§ What the exercise asks:
Gather each line containing the string "근린공원" from these entries.

§ Input material:

>> start

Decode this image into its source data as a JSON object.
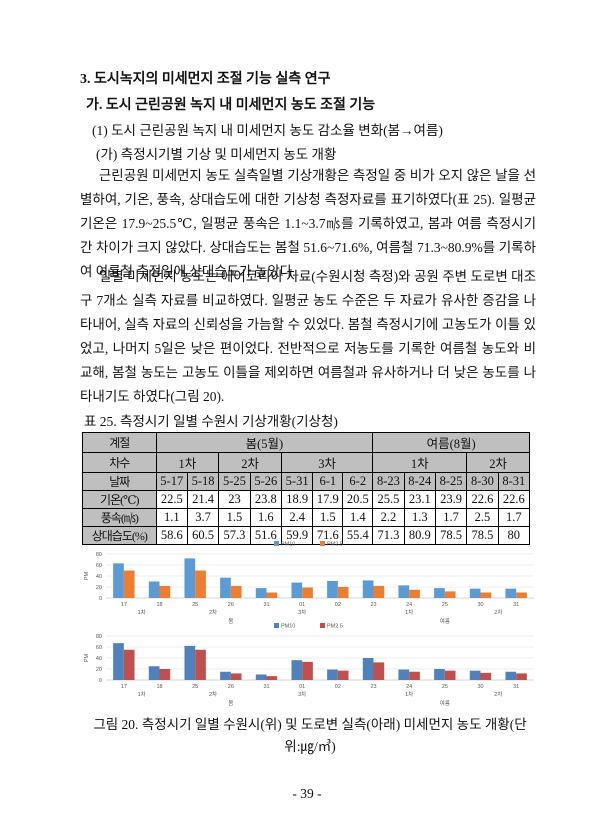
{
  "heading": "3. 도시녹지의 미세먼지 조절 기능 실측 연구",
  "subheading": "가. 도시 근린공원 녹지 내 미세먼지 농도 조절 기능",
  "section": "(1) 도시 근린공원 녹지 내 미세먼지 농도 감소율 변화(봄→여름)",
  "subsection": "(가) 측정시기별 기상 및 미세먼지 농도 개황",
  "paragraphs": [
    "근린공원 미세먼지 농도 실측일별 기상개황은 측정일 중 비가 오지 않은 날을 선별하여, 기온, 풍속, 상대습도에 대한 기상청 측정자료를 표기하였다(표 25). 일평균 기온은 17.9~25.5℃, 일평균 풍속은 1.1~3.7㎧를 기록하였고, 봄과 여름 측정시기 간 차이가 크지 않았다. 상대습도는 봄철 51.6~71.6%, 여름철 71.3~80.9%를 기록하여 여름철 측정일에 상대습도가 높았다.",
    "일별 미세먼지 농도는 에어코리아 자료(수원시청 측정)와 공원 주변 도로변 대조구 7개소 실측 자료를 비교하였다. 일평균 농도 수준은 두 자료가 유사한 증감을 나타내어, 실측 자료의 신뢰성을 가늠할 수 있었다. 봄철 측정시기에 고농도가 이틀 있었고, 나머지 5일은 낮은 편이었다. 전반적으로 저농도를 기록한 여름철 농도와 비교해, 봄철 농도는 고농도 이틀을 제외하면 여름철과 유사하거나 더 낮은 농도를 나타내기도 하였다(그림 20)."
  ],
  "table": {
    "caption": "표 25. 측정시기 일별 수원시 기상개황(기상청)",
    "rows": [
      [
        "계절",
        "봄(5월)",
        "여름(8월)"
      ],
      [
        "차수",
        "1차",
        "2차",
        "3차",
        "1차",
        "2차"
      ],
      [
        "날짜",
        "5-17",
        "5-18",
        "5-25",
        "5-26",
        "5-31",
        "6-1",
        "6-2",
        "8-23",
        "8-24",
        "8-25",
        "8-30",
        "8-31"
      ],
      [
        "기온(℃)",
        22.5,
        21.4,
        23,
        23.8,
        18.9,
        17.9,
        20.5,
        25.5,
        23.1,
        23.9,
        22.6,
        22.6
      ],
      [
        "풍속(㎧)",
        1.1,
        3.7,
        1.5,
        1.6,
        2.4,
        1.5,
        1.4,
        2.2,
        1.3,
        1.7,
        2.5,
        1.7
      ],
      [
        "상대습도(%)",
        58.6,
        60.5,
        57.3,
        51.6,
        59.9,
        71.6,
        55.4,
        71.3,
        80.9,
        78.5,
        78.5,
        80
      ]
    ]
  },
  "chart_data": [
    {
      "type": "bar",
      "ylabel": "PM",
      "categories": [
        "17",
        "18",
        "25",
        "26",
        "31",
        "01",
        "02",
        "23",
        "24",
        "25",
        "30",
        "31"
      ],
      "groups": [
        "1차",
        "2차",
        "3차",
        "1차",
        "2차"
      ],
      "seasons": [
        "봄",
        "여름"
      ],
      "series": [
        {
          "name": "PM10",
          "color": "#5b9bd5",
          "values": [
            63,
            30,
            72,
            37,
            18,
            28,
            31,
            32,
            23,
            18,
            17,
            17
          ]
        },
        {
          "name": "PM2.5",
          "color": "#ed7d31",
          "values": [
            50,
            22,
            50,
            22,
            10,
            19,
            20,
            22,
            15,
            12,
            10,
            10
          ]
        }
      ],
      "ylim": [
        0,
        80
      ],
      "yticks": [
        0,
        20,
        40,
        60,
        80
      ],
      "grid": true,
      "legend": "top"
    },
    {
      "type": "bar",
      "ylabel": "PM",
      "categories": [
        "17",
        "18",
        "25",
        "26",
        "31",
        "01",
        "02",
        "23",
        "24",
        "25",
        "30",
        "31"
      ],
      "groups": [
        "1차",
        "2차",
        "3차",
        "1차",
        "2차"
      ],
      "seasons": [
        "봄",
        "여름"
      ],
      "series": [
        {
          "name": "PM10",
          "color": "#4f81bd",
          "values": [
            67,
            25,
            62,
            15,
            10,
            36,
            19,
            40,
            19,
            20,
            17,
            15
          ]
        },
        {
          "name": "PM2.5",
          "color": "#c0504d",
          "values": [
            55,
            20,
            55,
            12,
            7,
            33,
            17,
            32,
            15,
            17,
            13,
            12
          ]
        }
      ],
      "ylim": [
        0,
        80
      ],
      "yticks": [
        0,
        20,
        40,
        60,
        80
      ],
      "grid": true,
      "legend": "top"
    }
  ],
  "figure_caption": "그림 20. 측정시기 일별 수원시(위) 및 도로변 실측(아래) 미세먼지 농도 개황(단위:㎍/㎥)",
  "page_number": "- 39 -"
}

>> end

§ Task solution:
  "subheading": "가. 도시 근린공원 녹지 내 미세먼지 농도 조절 기능",
  "section": "(1) 도시 근린공원 녹지 내 미세먼지 농도 감소율 변화(봄→여름)",
    "근린공원 미세먼지 농도 실측일별 기상개황은 측정일 중 비가 오지 않은 날을 선별하여, 기온, 풍속, 상대습도에 대한 기상청 측정자료를 표기하였다(표 25). 일평균 기온은 17.9~25.5℃, 일평균 풍속은 1.1~3.7㎧를 기록하였고, 봄과 여름 측정시기 간 차이가 크지 않았다. 상대습도는 봄철 51.6~71.6%, 여름철 71.3~80.9%를 기록하여 여름철 측정일에 상대습도가 높았다.",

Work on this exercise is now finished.